THE EXERCISE:
Locate and copy each line in the data that contains the word "than".

RECORDED INFORMATION:

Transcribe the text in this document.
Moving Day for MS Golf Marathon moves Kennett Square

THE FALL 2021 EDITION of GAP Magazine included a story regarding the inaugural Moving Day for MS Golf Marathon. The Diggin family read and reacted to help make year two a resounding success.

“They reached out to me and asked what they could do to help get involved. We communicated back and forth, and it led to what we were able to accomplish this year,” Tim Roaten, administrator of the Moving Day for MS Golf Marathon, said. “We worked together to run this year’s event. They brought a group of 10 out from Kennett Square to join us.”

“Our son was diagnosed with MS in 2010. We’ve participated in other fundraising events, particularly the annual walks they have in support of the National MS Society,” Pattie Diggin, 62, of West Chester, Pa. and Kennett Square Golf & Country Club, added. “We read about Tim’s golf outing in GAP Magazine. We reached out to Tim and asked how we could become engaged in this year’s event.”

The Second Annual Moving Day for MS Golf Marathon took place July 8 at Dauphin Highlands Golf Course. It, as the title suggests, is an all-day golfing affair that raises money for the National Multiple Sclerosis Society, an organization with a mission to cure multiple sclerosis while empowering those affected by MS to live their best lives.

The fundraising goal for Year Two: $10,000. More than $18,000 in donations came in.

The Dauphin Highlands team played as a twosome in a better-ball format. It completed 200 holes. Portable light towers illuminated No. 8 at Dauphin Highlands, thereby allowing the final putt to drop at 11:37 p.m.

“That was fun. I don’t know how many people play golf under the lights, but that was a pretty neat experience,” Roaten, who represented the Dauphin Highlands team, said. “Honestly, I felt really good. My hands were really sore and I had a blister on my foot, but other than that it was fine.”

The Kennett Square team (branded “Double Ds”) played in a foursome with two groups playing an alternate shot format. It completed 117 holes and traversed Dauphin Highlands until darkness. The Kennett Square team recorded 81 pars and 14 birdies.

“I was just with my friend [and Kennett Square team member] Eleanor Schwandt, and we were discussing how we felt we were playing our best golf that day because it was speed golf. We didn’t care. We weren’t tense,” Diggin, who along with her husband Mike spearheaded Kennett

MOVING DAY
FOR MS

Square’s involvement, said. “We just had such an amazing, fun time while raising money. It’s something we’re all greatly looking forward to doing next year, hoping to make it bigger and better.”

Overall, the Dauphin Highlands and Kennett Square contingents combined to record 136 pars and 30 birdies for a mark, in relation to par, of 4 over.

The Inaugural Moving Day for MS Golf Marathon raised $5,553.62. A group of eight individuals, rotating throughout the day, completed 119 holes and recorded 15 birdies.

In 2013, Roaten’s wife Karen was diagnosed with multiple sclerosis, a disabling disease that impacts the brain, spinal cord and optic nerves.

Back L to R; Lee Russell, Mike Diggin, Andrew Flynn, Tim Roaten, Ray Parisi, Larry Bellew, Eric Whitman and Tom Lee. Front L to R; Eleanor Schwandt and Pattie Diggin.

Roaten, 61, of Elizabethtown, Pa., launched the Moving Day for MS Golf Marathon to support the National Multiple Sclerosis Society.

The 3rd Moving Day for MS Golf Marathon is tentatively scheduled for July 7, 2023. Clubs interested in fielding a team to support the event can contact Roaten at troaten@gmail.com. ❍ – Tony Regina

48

WORKED ANSWER:
The fundraising goal for Year Two: $10,000. More than $18,000 in donations came in.
“That was fun. I don’t know how many people play golf under the lights, but that was a pretty neat experience,” Roaten, who represented the Dauphin Highlands team, said. “Honestly, I felt really good. My hands were really sore and I had a blister on my foot, but other than that it was fine.”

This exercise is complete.